WORK REQUIRED: From the listing below, select every line where the word "Supervisor" appears.

RECORDS TO USE:
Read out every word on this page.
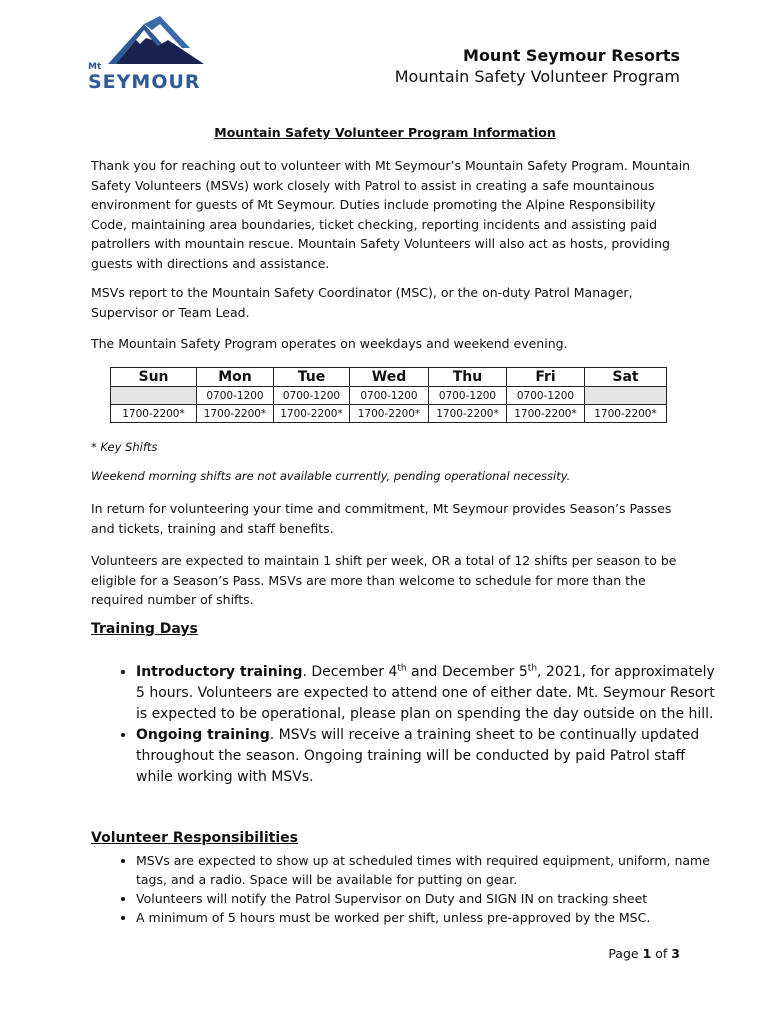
Mt
SEYMOUR
Mount Seymour Resorts
Mountain Safety Volunteer Program
Mountain Safety Volunteer Program Information
Thank you for reaching out to volunteer with Mt Seymour’s Mountain Safety Program. Mountain Safety Volunteers (MSVs) work closely with Patrol to assist in creating a safe mountainous environment for guests of Mt Seymour. Duties include promoting the Alpine Responsibility Code, maintaining area boundaries, ticket checking, reporting incidents and assisting paid patrollers with mountain rescue. Mountain Safety Volunteers will also act as hosts, providing guests with directions and assistance.
MSVs report to the Mountain Safety Coordinator (MSC), or the on-duty Patrol Manager, Supervisor or Team Lead.
The Mountain Safety Program operates on weekdays and weekend evening.
Sun	Mon	Tue	Wed	Thu	Fri	Sat
	0700-1200	0700-1200	0700-1200	0700-1200	0700-1200	
1700-2200*	1700-2200*	1700-2200*	1700-2200*	1700-2200*	1700-2200*	1700-2200*
* Key Shifts
Weekend morning shifts are not available currently, pending operational necessity.
In return for volunteering your time and commitment, Mt Seymour provides Season’s Passes and tickets, training and staff benefits.
Volunteers are expected to maintain 1 shift per week, OR a total of 12 shifts per season to be eligible for a Season’s Pass. MSVs are more than welcome to schedule for more than the required number of shifts.
Training Days
• Introductory training. December 4th and December 5th, 2021, for approximately 5 hours. Volunteers are expected to attend one of either date. Mt. Seymour Resort is expected to be operational, please plan on spending the day outside on the hill.
• Ongoing training. MSVs will receive a training sheet to be continually updated throughout the season. Ongoing training will be conducted by paid Patrol staff while working with MSVs.
Volunteer Responsibilities
• MSVs are expected to show up at scheduled times with required equipment, uniform, name tags, and a radio. Space will be available for putting on gear.
• Volunteers will notify the Patrol Supervisor on Duty and SIGN IN on tracking sheet
• A minimum of 5 hours must be worked per shift, unless pre-approved by the MSC.
Page 1 of 3
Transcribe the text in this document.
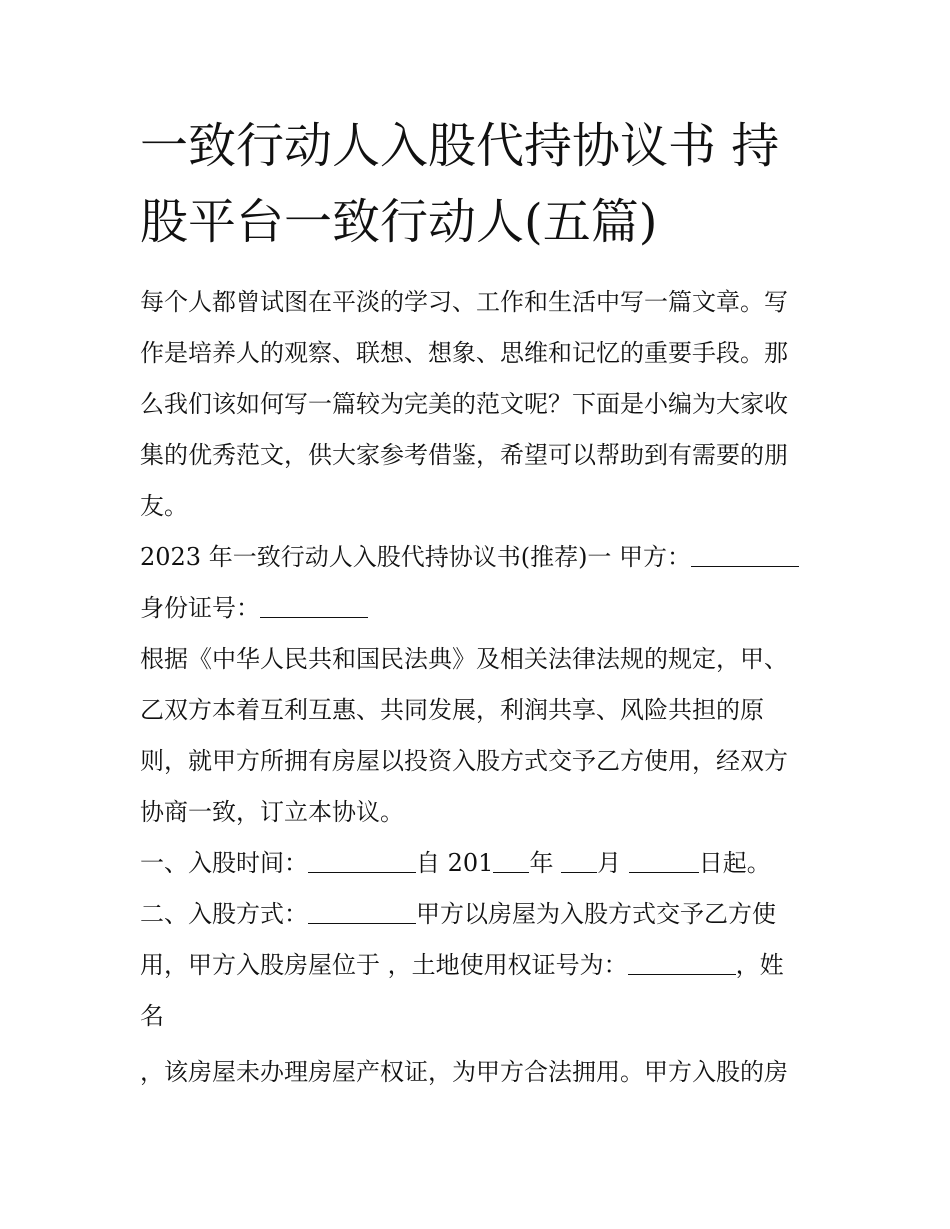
一致行动人入股代持协议书 持
股平台一致行动人(五篇)
每个人都曾试图在平淡的学习、工作和生活中写一篇文章。写
作是培养人的观察、联想、想象、思维和记忆的重要手段。那
么我们该如何写一篇较为完美的范文呢？下面是小编为大家收
集的优秀范文，供大家参考借鉴，希望可以帮助到有需要的朋
友。
2023 年一致行动人入股代持协议书(推荐)一 甲方：
身份证号：
根据《中华人民共和国民法典》及相关法律法规的规定，甲、
乙双方本着互利互惠、共同发展，利润共享、风险共担的原
则，就甲方所拥有房屋以投资入股方式交予乙方使用，经双方
协商一致，订立本协议。
一、入股时间：	自 201 年 月	日起。
二、入股方式：	甲方以房屋为入股方式交予乙方使
用，甲方入股房屋位于 ，土地使用权证号为：	，姓
名
，该房屋未办理房屋产权证，为甲方合法拥用。甲方入股的房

PROBLEM SOLUTION:
MSVs report to the Mountain Safety Coordinator (MSC), or the on-duty Patrol Manager, Supervisor or Team Lead.
• Volunteers will notify the Patrol Supervisor on Duty and SIGN IN on tracking sheet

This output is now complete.